GOAL:
The answer is one number: how many lines hold the string "Michigan".
>> START RECORDS
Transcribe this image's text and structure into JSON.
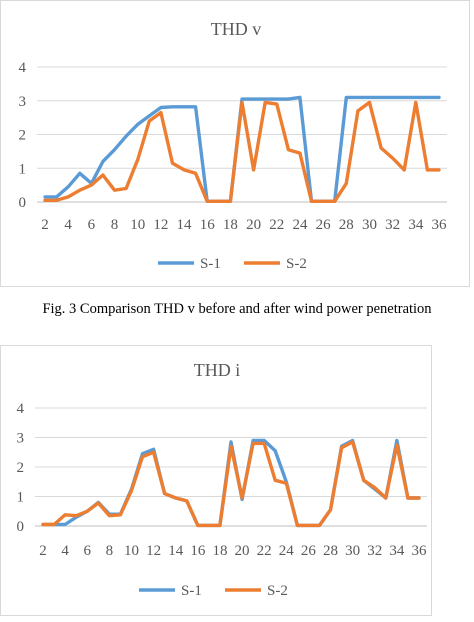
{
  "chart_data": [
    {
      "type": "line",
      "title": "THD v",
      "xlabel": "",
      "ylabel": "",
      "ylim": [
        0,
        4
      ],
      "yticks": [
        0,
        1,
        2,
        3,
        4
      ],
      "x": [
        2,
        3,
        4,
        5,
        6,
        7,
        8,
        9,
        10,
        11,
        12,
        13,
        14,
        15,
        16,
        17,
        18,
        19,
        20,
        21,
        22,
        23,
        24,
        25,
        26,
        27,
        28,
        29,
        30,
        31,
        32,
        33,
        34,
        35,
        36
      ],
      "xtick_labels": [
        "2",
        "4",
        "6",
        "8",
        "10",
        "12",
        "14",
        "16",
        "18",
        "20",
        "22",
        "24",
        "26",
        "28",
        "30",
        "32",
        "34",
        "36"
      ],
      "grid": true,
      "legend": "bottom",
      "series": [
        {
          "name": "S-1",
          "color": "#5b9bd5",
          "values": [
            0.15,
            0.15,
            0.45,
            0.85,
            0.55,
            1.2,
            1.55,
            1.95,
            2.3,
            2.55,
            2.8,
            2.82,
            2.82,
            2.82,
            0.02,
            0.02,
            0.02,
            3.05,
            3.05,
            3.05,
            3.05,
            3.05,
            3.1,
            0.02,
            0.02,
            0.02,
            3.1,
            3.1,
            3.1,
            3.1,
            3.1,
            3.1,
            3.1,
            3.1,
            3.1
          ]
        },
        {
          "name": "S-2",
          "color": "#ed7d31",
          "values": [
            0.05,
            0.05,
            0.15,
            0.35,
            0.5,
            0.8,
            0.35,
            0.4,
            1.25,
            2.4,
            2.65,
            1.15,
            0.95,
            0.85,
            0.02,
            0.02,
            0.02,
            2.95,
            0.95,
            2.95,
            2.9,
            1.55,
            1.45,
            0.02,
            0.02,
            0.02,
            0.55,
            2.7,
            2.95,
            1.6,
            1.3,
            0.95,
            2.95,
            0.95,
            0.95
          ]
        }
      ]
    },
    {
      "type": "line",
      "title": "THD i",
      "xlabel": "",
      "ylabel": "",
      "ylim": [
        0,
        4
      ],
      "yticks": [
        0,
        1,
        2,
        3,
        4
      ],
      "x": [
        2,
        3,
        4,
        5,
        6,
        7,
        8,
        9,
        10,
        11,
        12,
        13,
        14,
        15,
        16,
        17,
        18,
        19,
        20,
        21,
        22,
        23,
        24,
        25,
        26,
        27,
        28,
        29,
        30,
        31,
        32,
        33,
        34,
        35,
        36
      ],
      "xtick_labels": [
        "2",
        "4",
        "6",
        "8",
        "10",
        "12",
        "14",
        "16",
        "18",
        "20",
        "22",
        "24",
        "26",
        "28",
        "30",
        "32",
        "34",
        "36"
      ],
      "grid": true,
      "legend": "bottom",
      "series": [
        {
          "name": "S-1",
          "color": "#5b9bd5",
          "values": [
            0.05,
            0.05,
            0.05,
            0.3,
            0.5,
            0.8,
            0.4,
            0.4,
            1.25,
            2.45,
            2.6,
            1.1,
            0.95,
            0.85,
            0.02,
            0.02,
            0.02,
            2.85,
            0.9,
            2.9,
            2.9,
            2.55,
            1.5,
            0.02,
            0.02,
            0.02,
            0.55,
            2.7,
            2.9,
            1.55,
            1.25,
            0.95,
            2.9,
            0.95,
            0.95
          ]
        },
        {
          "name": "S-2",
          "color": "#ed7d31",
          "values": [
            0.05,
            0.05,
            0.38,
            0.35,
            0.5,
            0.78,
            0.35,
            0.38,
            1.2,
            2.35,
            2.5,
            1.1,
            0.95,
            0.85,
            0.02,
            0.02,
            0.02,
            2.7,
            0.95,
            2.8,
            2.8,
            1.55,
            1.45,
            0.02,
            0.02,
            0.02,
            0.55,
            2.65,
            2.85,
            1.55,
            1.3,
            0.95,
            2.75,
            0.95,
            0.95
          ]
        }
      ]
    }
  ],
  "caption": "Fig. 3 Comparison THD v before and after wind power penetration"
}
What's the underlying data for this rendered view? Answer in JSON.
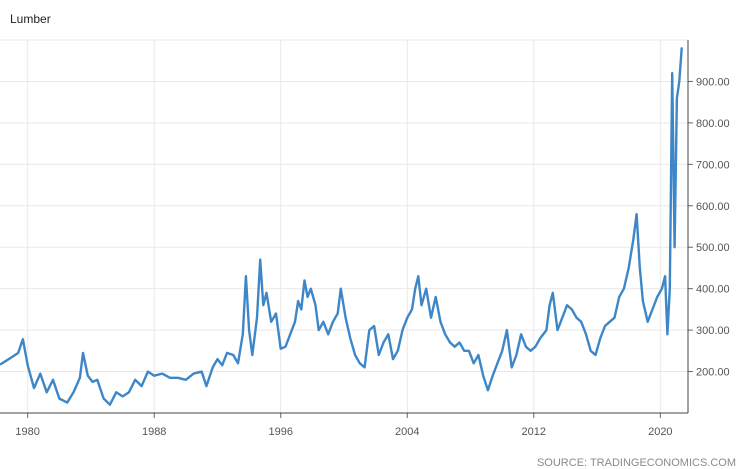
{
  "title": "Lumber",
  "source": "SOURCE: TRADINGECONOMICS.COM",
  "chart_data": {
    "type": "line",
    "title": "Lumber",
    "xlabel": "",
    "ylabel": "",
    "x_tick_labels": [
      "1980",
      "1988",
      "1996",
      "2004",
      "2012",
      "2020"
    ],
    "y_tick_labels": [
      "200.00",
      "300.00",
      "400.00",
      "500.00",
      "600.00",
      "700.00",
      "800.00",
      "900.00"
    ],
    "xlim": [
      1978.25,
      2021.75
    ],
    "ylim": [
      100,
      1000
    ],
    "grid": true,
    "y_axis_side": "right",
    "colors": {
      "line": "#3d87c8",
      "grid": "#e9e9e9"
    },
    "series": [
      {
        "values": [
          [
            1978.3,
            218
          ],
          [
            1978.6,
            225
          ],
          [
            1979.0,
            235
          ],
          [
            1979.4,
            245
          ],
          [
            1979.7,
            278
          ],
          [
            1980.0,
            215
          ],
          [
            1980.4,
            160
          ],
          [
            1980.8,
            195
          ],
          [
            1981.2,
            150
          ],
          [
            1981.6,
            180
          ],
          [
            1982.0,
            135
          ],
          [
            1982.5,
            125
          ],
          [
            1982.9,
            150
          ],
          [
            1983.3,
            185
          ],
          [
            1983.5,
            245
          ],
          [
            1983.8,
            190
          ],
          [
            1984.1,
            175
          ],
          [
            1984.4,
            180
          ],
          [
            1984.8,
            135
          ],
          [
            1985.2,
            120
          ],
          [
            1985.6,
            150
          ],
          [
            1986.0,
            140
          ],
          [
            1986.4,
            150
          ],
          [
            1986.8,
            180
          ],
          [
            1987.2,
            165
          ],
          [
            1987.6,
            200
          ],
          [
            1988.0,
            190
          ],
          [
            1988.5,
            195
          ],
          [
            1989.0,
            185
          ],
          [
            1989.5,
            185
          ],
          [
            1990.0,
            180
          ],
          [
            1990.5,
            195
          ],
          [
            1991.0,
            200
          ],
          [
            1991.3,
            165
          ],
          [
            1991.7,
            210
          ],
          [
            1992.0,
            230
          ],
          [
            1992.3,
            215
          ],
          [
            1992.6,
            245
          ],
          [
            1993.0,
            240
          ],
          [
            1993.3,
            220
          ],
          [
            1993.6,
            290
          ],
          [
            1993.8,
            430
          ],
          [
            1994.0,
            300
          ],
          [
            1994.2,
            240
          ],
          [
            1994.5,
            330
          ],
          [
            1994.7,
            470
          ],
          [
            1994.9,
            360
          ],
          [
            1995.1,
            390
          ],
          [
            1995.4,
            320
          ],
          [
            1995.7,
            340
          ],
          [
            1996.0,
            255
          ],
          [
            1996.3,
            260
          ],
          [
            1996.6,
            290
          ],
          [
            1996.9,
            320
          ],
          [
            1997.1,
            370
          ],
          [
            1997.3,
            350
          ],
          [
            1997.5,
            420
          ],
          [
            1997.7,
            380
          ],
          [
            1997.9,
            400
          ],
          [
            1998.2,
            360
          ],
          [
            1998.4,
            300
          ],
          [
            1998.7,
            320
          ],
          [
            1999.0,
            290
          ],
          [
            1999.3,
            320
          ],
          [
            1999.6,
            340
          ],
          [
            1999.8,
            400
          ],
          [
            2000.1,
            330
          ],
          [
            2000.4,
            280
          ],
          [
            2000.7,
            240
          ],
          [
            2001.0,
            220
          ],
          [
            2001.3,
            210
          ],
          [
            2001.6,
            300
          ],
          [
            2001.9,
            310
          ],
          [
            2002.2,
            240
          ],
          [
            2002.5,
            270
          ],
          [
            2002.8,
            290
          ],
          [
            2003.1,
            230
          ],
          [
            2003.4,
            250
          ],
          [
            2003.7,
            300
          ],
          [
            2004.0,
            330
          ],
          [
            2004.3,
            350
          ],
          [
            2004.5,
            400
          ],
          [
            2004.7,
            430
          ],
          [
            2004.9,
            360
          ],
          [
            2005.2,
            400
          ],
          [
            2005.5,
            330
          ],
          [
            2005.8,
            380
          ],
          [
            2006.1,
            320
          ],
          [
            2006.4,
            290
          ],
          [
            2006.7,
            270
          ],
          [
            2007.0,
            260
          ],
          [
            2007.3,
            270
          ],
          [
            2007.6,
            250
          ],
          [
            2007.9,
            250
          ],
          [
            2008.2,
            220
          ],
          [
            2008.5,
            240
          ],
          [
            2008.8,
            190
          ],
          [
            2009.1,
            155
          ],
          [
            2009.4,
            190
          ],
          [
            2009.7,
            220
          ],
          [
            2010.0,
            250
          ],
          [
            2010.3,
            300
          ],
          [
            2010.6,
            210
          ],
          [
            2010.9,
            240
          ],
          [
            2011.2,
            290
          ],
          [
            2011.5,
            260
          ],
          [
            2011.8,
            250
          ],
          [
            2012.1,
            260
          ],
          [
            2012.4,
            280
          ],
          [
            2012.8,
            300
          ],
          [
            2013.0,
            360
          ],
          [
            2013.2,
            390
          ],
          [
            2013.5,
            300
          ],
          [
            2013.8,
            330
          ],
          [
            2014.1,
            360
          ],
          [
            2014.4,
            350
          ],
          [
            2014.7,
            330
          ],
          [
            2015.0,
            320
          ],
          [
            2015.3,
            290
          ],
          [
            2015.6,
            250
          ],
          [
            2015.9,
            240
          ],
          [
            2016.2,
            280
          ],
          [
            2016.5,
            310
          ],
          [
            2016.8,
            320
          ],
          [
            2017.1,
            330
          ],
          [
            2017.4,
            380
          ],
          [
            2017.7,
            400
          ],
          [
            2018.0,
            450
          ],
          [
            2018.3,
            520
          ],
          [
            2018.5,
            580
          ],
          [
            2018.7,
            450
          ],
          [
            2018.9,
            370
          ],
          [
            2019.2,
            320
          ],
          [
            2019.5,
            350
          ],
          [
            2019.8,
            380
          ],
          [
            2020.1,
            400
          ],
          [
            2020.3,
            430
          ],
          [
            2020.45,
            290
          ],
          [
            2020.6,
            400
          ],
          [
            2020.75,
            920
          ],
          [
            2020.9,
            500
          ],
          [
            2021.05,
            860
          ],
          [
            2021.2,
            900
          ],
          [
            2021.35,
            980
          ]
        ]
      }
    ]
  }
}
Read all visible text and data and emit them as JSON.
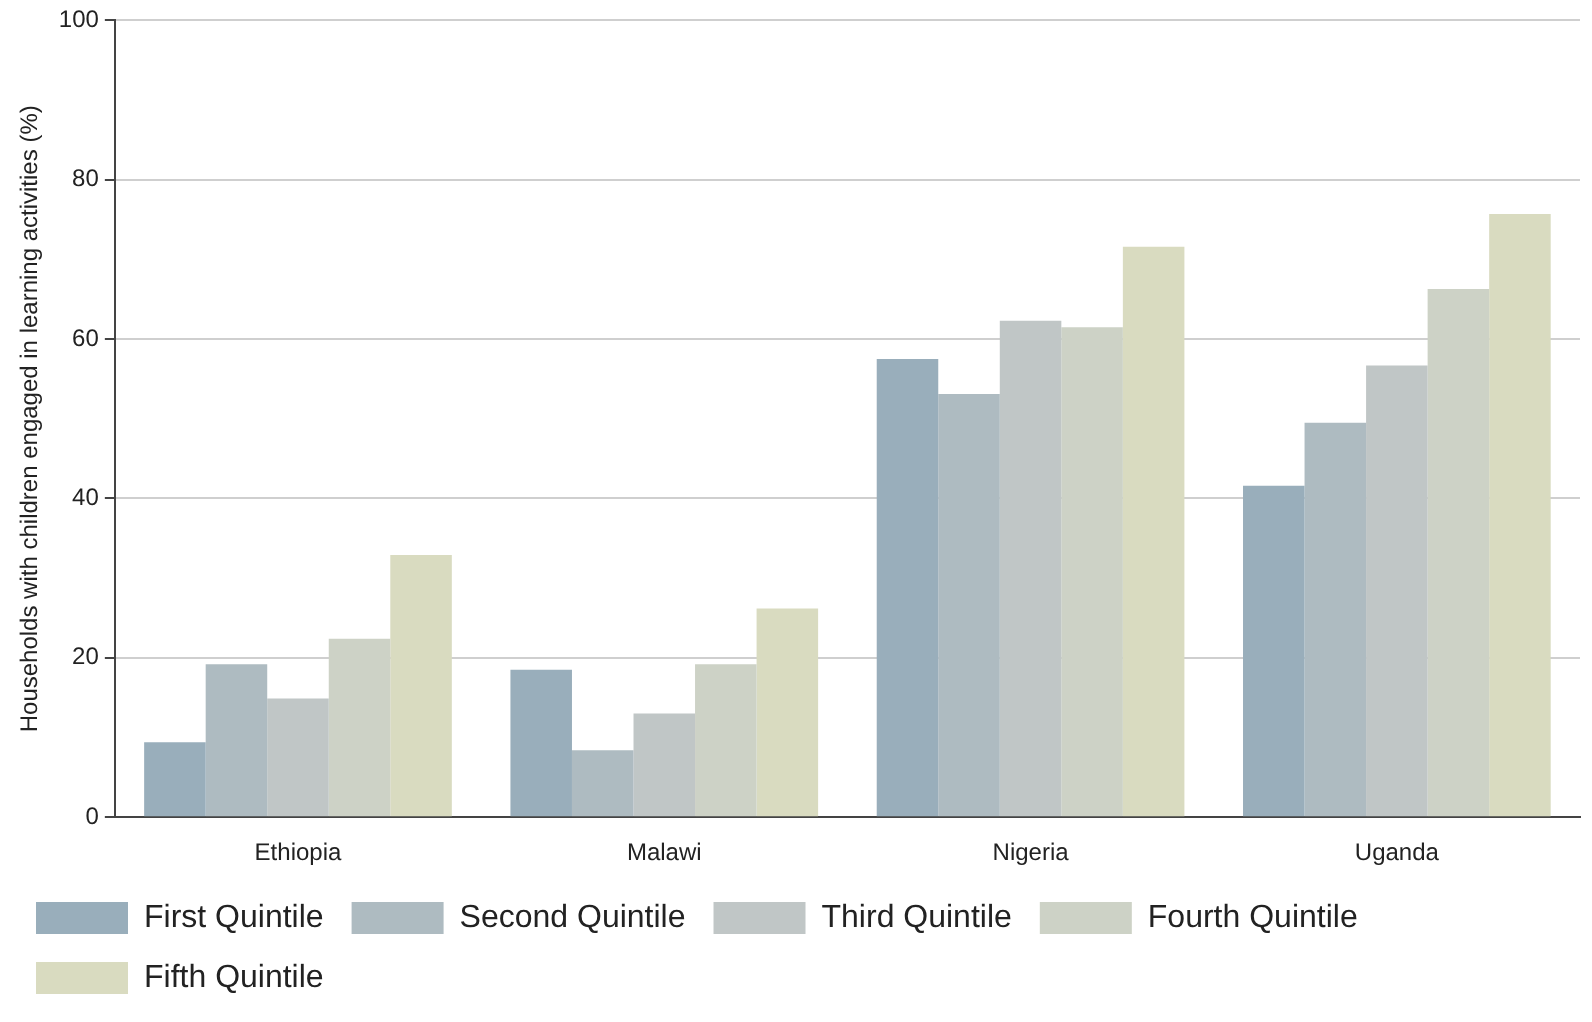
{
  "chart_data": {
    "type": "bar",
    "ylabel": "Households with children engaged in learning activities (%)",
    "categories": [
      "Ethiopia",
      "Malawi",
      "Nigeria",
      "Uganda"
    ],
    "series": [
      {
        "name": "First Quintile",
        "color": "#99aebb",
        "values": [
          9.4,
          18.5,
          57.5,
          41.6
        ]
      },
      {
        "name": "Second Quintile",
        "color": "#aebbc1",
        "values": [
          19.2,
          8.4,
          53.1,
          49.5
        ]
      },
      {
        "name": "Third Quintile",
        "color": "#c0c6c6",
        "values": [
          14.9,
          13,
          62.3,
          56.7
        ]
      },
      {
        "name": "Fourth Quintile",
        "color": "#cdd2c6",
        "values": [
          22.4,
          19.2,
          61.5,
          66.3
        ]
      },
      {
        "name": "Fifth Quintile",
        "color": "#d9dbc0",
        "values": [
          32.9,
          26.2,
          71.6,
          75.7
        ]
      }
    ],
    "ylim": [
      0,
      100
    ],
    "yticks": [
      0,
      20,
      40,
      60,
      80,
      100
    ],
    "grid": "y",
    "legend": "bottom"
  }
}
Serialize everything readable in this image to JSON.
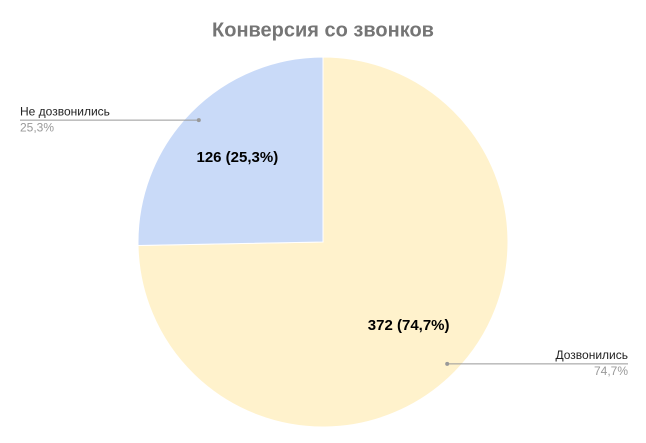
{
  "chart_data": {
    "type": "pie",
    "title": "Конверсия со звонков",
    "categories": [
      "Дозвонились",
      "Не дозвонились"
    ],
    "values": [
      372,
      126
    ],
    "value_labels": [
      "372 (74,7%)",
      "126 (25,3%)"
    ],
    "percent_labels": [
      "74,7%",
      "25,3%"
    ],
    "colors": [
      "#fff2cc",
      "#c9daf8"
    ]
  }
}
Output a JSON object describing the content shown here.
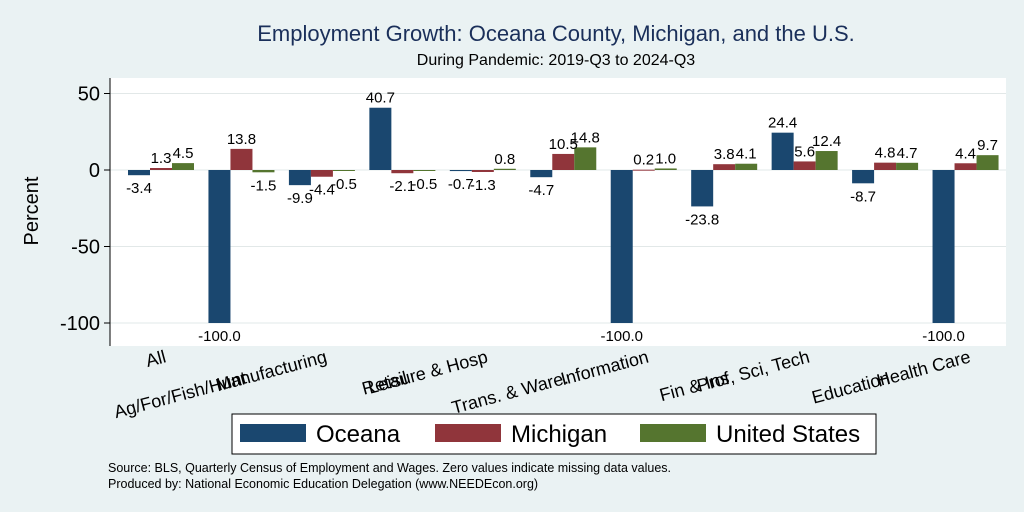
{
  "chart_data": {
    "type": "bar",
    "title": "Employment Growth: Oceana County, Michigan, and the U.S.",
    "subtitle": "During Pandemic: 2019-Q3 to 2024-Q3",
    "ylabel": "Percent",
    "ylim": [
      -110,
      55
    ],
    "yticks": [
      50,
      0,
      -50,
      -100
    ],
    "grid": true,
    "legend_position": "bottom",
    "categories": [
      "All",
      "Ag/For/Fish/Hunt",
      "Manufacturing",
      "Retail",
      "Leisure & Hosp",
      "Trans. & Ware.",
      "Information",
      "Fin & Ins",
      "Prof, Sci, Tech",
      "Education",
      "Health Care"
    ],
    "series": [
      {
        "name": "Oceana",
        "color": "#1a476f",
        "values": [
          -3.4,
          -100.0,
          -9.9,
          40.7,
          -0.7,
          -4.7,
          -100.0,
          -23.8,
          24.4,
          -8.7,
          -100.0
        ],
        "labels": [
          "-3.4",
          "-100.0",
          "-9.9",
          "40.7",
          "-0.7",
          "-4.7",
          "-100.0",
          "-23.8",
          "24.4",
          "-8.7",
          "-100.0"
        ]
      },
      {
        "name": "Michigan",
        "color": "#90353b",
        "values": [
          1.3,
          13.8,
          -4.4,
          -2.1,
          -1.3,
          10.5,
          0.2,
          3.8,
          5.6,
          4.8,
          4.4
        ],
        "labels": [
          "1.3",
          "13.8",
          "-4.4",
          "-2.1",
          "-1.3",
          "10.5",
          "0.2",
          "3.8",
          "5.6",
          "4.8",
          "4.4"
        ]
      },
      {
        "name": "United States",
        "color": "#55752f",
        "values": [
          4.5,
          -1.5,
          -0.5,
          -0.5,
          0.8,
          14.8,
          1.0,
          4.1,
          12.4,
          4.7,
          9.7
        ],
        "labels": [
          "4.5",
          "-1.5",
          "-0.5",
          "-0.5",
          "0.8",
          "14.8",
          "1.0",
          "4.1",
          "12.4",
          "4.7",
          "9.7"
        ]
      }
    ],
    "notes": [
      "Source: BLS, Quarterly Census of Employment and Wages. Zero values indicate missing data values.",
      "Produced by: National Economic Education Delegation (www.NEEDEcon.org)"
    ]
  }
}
>> END RECORDS
THE COMPLETED TASK:
2